# [EXERCISE REQUIREMENTS]
Count the lines that include the string "station", and give only that number.

# [ENTRIES SUPPLIED]
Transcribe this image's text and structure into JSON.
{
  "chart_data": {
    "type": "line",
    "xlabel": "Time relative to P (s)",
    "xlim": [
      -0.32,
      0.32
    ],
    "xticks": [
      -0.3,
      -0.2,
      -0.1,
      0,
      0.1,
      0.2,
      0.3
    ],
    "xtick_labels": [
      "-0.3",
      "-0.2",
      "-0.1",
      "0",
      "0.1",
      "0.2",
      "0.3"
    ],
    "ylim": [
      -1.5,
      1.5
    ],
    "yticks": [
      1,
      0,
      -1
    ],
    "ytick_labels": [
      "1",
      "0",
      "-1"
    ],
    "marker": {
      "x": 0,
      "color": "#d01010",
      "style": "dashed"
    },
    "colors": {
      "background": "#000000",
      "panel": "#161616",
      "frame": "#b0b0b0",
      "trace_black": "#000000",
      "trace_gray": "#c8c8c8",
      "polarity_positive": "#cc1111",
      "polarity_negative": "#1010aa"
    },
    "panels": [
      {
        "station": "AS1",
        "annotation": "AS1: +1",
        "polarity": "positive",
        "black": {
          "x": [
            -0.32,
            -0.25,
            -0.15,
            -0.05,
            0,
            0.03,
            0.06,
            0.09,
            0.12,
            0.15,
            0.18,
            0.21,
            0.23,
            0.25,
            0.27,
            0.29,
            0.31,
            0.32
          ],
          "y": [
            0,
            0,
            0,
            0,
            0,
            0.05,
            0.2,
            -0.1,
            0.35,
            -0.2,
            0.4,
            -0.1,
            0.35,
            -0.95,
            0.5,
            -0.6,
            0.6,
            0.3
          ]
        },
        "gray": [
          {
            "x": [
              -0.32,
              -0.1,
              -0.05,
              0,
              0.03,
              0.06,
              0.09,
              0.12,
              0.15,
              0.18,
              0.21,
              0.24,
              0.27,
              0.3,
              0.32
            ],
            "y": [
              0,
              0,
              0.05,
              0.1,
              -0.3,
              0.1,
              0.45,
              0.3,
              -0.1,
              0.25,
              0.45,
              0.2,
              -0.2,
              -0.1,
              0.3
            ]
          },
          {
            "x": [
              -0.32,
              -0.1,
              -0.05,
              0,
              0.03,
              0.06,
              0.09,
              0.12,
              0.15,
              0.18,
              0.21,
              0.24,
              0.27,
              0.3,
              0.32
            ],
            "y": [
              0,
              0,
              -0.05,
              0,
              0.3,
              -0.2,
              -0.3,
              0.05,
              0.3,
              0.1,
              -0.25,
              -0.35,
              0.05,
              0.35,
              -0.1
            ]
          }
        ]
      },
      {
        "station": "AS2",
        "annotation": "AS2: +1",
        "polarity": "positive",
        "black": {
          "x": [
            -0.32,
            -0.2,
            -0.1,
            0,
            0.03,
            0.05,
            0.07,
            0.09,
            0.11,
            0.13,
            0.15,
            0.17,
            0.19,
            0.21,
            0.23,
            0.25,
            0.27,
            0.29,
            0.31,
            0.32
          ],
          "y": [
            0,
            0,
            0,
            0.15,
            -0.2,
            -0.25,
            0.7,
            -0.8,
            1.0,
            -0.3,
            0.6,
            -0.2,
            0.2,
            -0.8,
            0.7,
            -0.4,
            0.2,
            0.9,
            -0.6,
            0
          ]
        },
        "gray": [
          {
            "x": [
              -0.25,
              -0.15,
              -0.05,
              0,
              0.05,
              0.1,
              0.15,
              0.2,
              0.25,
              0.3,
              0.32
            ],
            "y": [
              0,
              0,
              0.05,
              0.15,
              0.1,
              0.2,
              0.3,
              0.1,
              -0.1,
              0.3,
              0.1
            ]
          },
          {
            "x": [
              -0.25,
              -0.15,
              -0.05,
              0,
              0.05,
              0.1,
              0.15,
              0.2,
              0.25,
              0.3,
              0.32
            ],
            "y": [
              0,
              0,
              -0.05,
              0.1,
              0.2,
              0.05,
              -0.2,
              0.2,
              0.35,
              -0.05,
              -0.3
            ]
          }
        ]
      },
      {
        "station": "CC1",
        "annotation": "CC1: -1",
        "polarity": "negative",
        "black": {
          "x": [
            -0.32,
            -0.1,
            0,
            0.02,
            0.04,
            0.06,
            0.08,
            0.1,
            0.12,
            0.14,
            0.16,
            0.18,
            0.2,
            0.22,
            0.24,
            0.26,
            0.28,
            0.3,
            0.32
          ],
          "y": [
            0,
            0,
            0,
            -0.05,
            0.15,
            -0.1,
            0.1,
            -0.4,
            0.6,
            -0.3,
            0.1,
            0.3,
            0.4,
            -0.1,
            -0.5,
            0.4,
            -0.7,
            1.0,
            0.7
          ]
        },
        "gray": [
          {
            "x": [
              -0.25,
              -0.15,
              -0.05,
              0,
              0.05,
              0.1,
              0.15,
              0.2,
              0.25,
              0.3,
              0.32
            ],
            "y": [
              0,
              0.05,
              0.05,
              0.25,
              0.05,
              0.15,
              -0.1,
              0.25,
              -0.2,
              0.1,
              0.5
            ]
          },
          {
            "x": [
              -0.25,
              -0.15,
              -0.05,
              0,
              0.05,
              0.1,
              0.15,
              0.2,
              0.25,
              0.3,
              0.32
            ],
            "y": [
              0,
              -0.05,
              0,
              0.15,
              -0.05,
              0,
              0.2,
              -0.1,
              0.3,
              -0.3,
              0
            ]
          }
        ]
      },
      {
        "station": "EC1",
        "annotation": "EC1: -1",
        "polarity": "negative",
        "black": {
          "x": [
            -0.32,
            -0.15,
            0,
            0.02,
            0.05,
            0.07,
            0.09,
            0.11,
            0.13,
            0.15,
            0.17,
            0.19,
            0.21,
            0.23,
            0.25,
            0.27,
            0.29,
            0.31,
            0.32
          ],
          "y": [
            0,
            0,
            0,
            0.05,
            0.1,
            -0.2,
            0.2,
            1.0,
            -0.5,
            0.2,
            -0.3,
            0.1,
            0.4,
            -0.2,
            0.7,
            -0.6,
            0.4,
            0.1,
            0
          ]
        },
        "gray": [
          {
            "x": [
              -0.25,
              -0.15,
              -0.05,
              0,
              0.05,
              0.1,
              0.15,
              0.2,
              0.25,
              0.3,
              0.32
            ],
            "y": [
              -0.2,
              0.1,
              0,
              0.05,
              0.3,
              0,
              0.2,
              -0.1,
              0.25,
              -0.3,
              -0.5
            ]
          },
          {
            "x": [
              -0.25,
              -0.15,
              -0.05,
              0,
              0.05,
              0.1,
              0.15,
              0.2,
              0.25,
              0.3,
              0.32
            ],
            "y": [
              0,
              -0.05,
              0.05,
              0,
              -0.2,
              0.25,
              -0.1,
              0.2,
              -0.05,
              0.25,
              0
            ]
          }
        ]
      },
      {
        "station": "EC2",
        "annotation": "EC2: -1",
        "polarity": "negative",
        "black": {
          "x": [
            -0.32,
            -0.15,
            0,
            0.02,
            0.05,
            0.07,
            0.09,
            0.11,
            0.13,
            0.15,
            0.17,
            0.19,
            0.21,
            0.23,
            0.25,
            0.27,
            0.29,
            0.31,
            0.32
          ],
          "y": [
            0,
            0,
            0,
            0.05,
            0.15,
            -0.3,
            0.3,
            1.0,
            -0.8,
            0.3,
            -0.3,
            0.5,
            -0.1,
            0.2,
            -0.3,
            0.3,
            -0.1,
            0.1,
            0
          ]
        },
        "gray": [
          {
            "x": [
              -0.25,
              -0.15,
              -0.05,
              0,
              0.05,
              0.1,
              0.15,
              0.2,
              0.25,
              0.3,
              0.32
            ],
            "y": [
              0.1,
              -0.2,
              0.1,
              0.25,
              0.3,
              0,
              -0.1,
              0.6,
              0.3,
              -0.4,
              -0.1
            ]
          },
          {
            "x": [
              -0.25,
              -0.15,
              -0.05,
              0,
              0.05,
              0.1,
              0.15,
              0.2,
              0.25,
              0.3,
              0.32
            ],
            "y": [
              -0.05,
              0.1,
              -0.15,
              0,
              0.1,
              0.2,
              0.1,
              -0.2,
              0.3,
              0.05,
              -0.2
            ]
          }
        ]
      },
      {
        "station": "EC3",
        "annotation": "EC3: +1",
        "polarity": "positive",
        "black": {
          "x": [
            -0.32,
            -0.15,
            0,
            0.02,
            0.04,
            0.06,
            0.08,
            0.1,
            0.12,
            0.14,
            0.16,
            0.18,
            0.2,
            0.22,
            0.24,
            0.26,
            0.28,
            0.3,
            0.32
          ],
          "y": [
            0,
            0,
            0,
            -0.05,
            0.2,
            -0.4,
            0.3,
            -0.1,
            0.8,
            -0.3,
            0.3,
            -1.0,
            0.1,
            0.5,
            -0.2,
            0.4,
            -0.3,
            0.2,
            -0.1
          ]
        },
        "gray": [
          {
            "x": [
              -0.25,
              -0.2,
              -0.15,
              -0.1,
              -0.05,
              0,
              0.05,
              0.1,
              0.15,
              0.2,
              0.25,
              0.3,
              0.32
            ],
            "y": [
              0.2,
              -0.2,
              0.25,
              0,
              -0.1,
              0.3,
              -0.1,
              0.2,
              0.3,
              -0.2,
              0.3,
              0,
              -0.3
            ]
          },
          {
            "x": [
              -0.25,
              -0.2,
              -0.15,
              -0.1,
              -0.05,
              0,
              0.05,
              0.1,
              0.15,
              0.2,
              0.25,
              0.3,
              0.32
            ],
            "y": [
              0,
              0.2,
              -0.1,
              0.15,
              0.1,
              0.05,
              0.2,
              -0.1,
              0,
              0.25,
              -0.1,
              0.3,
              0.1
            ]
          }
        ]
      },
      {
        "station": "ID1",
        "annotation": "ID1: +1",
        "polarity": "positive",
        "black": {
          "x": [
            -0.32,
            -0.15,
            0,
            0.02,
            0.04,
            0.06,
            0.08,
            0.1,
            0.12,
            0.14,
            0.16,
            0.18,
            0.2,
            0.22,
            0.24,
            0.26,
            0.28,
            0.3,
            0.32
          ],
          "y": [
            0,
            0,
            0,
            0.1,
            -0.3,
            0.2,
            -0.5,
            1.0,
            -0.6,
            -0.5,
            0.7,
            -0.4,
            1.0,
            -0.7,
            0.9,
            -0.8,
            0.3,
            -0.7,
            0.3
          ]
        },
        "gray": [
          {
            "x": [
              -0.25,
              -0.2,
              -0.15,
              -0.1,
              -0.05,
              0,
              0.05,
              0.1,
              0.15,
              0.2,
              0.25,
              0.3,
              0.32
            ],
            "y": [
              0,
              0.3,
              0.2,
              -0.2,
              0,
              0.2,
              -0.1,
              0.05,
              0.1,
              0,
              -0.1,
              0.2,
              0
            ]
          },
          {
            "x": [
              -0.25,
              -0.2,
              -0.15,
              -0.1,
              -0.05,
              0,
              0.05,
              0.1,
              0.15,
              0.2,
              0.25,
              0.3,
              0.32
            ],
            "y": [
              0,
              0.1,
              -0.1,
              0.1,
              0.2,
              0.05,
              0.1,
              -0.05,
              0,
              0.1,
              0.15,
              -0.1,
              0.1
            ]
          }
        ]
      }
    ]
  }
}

# [RESPONSE TO THIS EXERCISE]
7